Take the material below and write it all out again exactly.
[START RECORDS TO PROCESS]
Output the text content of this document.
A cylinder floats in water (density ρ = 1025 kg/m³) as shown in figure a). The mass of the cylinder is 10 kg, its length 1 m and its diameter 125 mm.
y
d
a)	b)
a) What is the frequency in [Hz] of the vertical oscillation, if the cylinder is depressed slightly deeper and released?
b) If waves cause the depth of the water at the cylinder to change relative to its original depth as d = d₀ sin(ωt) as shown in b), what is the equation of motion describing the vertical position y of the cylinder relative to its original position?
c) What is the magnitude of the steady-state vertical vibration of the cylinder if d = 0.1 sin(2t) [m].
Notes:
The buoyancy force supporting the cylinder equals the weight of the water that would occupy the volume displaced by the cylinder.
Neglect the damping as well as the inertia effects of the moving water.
[END RECORDS TO PROCESS]
:: TASK RESPONSE ::
Output the text content of this document.
A cylinder floats in water (density ρ = 1025 kg/m³) as shown in figure a). The mass of the cylinder is 10 kg, its length 1 m and its diameter 125 mm.
y
d
a)	b)
a) What is the frequency in [Hz] of the vertical oscillation, if the cylinder is depressed slightly deeper and released?
b) If waves cause the depth of the water at the cylinder to change relative to its original depth as d = d₀ sin(ωt) as shown in b), what is the equation of motion describing the vertical position y of the cylinder relative to its original position?
c) What is the magnitude of the steady-state vertical vibration of the cylinder if d = 0.1 sin(2t) [m].
Notes:
The buoyancy force supporting the cylinder equals the weight of the water that would occupy the volume displaced by the cylinder.
Neglect the damping as well as the inertia effects of the moving water.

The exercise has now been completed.